EXERCISE: Write out the whole listing again, exactly as given.

[Start]

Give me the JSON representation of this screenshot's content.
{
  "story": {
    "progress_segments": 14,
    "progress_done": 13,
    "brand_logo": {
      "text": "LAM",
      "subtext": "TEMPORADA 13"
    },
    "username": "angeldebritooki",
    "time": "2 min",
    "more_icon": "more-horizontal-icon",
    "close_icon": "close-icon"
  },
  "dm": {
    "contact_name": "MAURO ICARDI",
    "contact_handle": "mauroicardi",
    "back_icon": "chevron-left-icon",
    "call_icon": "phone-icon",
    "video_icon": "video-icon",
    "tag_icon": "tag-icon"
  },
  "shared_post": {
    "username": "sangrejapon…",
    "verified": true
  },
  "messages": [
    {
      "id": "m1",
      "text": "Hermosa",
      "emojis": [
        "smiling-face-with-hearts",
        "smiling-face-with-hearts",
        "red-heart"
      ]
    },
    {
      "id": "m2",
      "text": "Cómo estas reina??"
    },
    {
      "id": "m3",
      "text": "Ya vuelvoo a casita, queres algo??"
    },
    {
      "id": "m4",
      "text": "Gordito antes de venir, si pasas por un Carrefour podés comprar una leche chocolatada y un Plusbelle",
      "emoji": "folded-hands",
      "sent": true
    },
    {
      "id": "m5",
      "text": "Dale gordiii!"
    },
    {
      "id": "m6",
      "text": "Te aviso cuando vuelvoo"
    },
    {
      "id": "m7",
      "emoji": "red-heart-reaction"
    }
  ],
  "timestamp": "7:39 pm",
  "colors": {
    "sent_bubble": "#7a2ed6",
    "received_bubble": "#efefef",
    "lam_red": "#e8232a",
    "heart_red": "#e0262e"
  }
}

[End]

RESPONSE BELOW:
Give me the JSON representation of this screenshot's content.
{
  "story": {
    "progress_segments": 14,
    "progress_done": 13,
    "brand_logo": {
      "text": "LAM",
      "subtext": "TEMPORADA 13"
    },
    "username": "angeldebritooki",
    "time": "2 min",
    "more_icon": "more-horizontal-icon",
    "close_icon": "close-icon"
  },
  "dm": {
    "contact_name": "MAURO ICARDI",
    "contact_handle": "mauroicardi",
    "back_icon": "chevron-left-icon",
    "call_icon": "phone-icon",
    "video_icon": "video-icon",
    "tag_icon": "tag-icon"
  },
  "shared_post": {
    "username": "sangrejapon…",
    "verified": true
  },
  "messages": [
    {
      "id": "m1",
      "text": "Hermosa",
      "emojis": [
        "smiling-face-with-hearts",
        "smiling-face-with-hearts",
        "red-heart"
      ]
    },
    {
      "id": "m2",
      "text": "Cómo estas reina??"
    },
    {
      "id": "m3",
      "text": "Ya vuelvoo a casita, queres algo??"
    },
    {
      "id": "m4",
      "text": "Gordito antes de venir, si pasas por un Carrefour podés comprar una leche chocolatada y un Plusbelle",
      "emoji": "folded-hands",
      "sent": true
    },
    {
      "id": "m5",
      "text": "Dale gordiii!"
    },
    {
      "id": "m6",
      "text": "Te aviso cuando vuelvoo"
    },
    {
      "id": "m7",
      "emoji": "red-heart-reaction"
    }
  ],
  "timestamp": "7:39 pm",
  "colors": {
    "sent_bubble": "#7a2ed6",
    "received_bubble": "#efefef",
    "lam_red": "#e8232a",
    "heart_red": "#e0262e"
  }
}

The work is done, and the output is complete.